Job: Find each line with the string "accusantium" and copy it.

Stored data
╔══

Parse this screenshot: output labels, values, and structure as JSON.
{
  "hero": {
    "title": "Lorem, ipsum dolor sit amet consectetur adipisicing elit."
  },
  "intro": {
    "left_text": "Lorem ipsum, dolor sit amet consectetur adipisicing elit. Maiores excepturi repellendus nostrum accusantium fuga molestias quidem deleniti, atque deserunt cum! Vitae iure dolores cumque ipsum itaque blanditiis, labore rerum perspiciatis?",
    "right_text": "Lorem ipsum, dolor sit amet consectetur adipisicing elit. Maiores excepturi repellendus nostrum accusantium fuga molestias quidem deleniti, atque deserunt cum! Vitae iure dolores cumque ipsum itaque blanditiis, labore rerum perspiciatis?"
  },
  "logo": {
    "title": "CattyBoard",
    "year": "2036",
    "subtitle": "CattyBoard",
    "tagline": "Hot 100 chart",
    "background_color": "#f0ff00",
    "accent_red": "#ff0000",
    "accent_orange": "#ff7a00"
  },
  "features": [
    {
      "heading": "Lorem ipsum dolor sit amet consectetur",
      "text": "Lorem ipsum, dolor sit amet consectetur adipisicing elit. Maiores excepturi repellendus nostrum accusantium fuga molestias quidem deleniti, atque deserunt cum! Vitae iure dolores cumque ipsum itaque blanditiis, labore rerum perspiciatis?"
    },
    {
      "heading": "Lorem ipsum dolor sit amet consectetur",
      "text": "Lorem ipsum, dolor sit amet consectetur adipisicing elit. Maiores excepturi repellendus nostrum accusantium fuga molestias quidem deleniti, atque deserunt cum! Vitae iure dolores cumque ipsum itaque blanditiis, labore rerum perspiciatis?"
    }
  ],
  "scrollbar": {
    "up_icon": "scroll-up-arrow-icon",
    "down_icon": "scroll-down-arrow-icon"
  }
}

╚══

The completed task:
    "left_text": "Lorem ipsum, dolor sit amet consectetur adipisicing elit. Maiores excepturi repellendus nostrum accusantium fuga molestias quidem deleniti, atque deserunt cum! Vitae iure dolores cumque ipsum itaque blanditiis, labore rerum perspiciatis?",
    "right_text": "Lorem ipsum, dolor sit amet consectetur adipisicing elit. Maiores excepturi repellendus nostrum accusantium fuga molestias quidem deleniti, atque deserunt cum! Vitae iure dolores cumque ipsum itaque blanditiis, labore rerum perspiciatis?"
      "text": "Lorem ipsum, dolor sit amet consectetur adipisicing elit. Maiores excepturi repellendus nostrum accusantium fuga molestias quidem deleniti, atque deserunt cum! Vitae iure dolores cumque ipsum itaque blanditiis, labore rerum perspiciatis?"
      "text": "Lorem ipsum, dolor sit amet consectetur adipisicing elit. Maiores excepturi repellendus nostrum accusantium fuga molestias quidem deleniti, atque deserunt cum! Vitae iure dolores cumque ipsum itaque blanditiis, labore rerum perspiciatis?"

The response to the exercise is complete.